Collect each line holding the string "letter".

==========

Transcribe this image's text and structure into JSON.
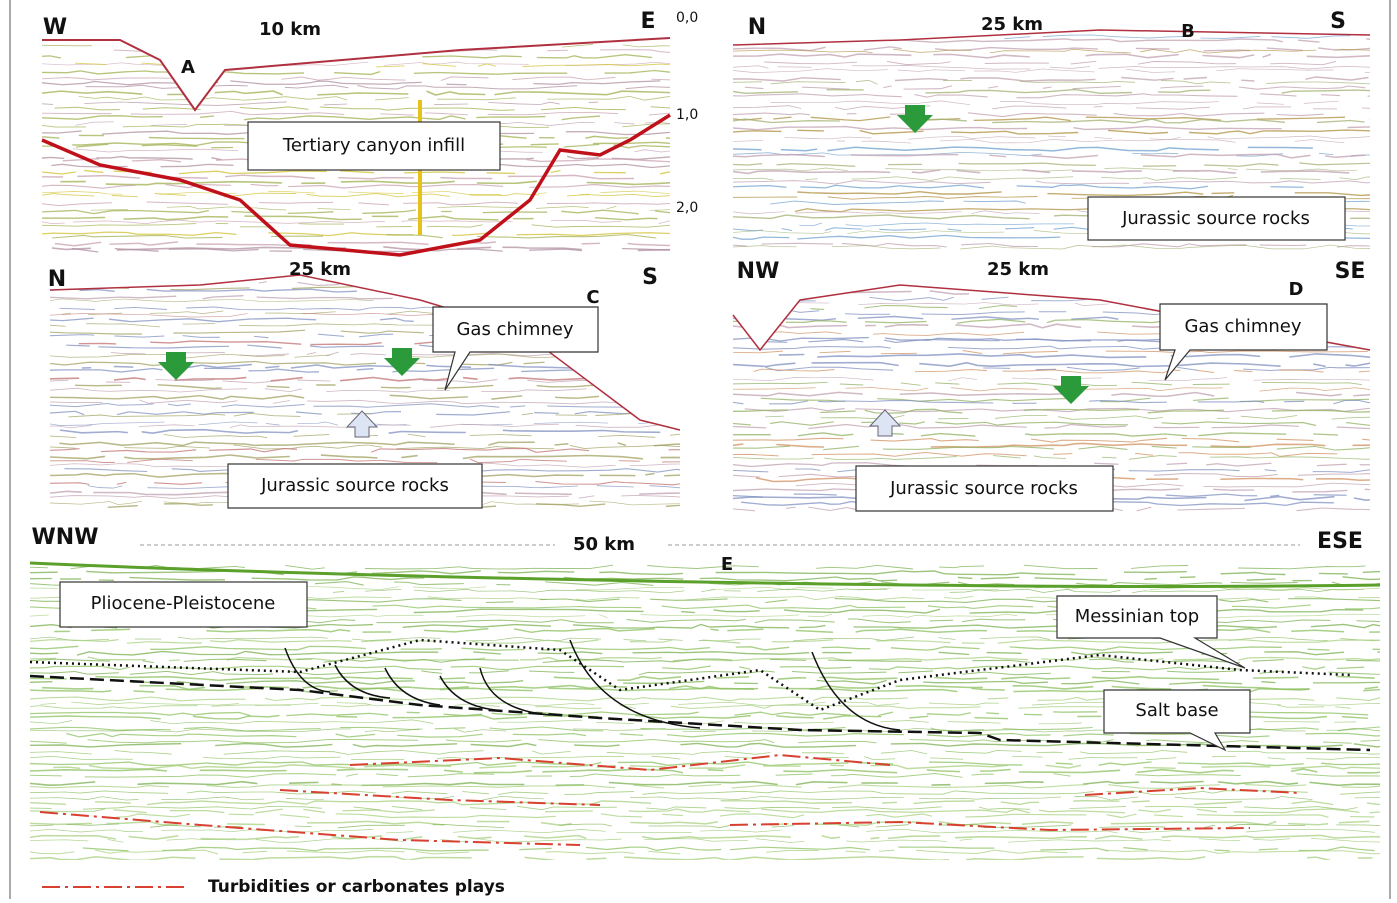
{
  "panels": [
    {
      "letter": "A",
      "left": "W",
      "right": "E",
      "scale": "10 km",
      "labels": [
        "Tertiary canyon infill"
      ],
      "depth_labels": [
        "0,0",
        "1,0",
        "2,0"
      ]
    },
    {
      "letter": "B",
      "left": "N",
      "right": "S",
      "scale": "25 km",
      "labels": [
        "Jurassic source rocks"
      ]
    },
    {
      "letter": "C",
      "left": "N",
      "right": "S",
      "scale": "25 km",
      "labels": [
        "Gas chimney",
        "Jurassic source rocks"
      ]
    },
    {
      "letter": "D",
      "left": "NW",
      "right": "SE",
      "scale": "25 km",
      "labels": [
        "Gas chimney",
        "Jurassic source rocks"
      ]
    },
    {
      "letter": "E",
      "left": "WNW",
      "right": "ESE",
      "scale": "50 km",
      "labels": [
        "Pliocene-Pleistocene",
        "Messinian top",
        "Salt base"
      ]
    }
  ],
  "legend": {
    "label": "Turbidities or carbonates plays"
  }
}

==========

FULL OUTPUT |
      "letter": "A",
      "letter": "B",
      "letter": "C",
      "letter": "D",
      "letter": "E",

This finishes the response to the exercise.